**WHAT IS NEEDED**
Look below and pull out each line with the word "START".

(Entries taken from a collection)
==*==

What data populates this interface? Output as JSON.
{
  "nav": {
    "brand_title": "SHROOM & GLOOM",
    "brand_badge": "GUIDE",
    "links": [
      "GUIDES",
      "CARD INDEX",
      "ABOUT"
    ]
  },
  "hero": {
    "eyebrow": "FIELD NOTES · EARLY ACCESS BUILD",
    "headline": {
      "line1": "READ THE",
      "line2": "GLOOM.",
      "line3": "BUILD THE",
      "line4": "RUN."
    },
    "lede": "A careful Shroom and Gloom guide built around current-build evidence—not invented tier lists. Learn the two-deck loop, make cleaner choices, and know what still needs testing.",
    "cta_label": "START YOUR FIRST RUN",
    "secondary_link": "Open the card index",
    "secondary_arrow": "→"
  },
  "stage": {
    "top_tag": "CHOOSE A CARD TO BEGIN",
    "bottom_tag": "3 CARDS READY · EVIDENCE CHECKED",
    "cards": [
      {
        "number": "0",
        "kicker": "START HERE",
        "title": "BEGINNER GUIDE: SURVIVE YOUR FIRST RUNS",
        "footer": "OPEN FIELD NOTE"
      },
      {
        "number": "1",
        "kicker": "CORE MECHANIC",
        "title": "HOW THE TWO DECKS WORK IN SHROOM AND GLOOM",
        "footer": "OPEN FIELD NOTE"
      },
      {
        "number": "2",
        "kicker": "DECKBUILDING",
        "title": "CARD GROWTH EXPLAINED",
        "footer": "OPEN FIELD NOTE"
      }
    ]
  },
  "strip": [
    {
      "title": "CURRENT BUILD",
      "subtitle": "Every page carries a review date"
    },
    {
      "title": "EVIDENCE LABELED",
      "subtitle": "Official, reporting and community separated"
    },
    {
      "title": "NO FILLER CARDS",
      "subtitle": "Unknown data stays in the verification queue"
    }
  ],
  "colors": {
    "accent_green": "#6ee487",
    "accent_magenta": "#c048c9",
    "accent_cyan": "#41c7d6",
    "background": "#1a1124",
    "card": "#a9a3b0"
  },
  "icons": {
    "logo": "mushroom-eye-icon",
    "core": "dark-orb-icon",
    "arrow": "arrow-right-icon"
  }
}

==*==

**OUTPUT**
    "cta_label": "START YOUR FIRST RUN",
        "kicker": "START HERE",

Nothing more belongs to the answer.